* Stated task *
Copy every line in which the string "watermark" occurs.

● ● ● ● ●

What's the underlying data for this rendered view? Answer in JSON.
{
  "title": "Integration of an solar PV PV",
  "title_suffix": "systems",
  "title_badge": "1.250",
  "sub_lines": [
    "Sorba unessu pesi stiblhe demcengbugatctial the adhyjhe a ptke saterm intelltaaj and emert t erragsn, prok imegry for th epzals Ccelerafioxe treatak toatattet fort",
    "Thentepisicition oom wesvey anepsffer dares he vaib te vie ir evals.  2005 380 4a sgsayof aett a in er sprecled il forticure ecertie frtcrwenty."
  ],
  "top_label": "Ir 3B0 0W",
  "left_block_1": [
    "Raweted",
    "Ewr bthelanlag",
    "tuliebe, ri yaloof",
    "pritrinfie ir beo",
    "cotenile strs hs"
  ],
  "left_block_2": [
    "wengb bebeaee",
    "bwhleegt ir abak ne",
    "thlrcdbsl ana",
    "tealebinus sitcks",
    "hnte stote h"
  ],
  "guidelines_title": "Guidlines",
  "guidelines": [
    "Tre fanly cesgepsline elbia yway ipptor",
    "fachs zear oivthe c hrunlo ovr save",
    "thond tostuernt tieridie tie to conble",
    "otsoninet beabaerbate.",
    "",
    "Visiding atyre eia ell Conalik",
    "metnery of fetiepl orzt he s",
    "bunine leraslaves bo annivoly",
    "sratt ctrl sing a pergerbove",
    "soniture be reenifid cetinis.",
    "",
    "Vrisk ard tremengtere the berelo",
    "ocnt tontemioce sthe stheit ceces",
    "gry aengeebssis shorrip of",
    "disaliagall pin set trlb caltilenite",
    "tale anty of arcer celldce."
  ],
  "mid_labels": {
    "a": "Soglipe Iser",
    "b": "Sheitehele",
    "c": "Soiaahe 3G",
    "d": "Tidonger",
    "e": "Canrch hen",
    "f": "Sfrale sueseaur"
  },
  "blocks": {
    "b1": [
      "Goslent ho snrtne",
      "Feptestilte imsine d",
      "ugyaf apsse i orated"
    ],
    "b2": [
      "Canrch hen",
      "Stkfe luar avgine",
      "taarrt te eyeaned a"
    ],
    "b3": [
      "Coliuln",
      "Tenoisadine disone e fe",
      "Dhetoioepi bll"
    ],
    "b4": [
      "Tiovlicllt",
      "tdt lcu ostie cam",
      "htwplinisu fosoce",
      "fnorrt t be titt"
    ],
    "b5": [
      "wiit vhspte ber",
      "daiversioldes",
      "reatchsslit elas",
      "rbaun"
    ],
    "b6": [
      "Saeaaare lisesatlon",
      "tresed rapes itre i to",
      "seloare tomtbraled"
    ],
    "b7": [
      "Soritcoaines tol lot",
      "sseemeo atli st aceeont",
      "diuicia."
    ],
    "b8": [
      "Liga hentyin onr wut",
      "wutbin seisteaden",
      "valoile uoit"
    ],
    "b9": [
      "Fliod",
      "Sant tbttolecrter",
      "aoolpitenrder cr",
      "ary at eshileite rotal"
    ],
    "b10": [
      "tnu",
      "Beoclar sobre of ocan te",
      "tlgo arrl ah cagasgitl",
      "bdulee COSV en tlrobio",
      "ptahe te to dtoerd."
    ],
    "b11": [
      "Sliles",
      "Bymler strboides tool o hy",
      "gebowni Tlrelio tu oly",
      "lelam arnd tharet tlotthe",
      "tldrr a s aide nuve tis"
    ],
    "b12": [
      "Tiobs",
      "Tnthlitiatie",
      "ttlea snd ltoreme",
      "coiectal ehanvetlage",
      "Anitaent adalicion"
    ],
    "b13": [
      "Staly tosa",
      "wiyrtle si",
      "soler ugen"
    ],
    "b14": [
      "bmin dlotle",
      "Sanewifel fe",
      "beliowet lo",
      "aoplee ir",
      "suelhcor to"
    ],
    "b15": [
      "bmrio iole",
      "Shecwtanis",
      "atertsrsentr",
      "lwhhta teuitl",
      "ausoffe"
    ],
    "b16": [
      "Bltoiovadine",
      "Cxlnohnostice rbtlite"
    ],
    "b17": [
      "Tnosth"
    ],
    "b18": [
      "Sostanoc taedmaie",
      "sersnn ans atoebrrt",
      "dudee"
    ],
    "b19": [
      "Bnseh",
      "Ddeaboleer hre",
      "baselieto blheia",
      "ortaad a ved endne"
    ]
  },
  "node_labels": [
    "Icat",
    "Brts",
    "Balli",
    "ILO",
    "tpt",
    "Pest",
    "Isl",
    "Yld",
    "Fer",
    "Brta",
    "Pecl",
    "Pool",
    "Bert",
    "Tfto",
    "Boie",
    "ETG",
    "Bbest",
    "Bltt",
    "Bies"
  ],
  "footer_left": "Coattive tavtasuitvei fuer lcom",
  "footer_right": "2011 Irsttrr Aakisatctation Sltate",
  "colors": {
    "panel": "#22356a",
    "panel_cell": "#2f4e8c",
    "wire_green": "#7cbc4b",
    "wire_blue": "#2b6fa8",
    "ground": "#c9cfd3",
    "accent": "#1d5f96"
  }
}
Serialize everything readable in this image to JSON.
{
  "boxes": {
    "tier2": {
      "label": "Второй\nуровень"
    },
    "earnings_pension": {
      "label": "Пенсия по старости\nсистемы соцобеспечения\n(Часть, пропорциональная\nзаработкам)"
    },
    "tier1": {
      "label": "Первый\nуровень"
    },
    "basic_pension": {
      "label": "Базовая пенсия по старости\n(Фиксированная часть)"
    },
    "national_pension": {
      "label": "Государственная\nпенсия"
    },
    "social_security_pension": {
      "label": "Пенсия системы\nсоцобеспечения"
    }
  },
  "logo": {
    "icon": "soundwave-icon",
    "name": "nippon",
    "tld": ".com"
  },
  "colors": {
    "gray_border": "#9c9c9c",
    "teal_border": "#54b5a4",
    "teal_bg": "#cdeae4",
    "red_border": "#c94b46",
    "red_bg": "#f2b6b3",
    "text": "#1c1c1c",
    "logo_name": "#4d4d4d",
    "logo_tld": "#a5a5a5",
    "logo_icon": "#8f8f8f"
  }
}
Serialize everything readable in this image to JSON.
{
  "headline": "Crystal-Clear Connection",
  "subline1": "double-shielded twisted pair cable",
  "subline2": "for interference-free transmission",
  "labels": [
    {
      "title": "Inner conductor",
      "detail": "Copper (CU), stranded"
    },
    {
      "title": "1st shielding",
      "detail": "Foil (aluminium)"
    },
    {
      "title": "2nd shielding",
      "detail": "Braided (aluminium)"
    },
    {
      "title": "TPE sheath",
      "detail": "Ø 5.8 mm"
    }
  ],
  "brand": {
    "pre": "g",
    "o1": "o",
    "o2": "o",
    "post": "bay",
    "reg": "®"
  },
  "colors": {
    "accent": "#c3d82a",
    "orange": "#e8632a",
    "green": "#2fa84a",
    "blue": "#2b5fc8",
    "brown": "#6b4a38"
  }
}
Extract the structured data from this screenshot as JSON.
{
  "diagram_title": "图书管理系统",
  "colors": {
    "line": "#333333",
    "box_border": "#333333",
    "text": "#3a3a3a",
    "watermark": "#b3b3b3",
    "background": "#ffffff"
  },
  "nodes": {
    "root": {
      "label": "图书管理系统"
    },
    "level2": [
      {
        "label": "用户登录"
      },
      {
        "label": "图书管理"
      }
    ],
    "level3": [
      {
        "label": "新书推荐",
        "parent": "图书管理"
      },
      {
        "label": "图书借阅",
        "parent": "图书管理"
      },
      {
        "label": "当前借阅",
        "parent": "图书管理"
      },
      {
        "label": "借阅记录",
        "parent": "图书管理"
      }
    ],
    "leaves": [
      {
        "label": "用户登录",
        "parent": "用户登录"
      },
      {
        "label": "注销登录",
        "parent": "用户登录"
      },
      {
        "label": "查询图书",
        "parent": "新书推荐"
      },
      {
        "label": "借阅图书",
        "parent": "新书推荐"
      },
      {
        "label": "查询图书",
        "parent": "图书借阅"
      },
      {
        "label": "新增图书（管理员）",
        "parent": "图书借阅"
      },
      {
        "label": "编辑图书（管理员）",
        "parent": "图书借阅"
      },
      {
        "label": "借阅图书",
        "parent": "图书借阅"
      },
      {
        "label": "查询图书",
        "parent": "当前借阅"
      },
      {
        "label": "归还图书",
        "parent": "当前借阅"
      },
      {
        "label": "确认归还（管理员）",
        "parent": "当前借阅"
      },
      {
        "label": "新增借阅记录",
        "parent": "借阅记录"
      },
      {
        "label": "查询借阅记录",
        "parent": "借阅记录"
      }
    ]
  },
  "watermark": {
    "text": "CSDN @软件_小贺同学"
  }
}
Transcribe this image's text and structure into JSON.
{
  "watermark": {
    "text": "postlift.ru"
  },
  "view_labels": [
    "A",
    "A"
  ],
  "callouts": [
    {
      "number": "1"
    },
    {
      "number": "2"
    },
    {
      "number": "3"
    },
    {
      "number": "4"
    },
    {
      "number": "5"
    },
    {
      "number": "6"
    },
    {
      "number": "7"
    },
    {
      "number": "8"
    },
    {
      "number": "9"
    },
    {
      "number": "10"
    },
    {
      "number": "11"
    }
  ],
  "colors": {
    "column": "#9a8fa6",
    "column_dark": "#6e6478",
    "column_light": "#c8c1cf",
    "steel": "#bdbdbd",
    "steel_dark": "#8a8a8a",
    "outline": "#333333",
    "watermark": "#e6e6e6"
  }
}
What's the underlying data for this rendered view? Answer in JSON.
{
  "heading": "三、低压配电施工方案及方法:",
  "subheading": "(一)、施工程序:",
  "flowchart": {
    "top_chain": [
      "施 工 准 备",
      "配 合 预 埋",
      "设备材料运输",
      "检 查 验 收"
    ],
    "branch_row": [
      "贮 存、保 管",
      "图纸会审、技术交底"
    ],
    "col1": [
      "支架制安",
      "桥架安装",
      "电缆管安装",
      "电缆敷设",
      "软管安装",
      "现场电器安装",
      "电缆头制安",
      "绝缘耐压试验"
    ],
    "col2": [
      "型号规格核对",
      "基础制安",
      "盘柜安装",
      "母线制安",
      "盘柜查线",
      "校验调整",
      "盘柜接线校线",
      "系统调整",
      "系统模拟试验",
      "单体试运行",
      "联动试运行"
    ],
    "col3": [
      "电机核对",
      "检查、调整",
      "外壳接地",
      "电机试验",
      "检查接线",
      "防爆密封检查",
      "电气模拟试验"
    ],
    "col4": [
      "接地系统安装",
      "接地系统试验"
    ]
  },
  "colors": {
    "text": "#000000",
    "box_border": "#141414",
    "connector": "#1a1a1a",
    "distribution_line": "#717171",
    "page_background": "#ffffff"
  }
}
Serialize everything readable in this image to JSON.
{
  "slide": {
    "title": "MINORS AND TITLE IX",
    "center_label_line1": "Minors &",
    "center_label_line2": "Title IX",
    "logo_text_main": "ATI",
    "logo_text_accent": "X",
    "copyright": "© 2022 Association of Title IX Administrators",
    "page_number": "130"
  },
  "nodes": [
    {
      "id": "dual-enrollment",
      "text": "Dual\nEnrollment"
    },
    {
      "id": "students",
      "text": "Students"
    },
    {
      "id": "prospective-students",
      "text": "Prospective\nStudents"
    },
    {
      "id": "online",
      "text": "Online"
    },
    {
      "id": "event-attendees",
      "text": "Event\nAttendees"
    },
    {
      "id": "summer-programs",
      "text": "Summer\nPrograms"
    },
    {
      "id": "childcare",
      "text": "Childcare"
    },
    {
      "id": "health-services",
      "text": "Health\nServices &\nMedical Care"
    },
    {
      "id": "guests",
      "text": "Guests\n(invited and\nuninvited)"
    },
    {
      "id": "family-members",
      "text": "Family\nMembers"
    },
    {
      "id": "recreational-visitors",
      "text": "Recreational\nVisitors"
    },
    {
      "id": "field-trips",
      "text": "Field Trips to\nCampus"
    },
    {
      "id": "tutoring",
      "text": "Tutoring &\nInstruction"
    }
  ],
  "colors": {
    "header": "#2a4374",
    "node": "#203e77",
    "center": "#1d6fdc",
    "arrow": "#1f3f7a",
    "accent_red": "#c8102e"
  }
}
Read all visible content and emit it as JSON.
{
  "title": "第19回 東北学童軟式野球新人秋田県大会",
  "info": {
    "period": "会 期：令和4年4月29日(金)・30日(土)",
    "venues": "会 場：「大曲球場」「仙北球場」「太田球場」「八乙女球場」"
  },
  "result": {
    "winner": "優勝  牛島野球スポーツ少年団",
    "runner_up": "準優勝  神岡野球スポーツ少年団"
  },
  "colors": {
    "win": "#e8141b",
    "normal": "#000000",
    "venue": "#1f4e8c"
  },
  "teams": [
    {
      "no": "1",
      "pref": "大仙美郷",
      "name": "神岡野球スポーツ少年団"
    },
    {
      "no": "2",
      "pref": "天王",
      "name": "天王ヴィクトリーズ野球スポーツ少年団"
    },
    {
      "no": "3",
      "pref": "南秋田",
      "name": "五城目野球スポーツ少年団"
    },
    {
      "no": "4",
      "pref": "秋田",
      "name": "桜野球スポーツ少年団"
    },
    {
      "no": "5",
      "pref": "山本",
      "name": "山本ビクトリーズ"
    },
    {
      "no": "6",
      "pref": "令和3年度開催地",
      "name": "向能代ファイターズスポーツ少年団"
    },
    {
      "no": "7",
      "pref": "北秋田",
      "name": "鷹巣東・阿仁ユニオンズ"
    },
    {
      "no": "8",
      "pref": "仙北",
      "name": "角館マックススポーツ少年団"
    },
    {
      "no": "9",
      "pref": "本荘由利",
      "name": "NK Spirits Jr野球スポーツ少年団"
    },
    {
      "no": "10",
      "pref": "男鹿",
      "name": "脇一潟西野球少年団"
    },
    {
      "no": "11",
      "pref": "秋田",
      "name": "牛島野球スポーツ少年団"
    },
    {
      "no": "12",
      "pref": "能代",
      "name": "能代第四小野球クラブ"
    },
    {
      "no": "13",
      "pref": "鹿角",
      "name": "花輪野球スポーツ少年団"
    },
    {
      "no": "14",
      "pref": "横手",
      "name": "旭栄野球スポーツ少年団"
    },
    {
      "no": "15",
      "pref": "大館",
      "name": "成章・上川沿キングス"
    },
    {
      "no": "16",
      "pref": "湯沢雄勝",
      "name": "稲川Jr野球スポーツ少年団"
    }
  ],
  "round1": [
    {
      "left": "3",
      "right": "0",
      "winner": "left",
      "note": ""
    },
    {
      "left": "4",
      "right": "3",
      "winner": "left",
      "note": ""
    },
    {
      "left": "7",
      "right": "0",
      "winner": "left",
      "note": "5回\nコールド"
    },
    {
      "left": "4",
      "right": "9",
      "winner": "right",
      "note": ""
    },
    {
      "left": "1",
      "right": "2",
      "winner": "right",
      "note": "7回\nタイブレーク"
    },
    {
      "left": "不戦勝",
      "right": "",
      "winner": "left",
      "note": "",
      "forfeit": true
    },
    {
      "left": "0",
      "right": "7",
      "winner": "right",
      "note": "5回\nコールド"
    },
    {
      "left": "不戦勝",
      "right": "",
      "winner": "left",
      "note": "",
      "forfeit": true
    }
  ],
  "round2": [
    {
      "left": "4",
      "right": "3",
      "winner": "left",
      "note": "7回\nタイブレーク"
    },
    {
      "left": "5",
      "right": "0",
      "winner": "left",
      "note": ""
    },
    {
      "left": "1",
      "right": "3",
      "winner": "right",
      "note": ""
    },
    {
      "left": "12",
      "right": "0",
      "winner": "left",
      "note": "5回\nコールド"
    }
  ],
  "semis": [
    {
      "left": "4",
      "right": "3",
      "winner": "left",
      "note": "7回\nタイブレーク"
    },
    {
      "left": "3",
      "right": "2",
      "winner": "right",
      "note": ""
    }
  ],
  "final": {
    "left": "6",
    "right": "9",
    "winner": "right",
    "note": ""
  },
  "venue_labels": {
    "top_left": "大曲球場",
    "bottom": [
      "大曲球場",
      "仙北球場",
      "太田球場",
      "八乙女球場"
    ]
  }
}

● ● ● ● ●

* Task output *
    "watermark": "#b3b3b3",
  "watermark": {
  "watermark": {
    "watermark": "#e6e6e6"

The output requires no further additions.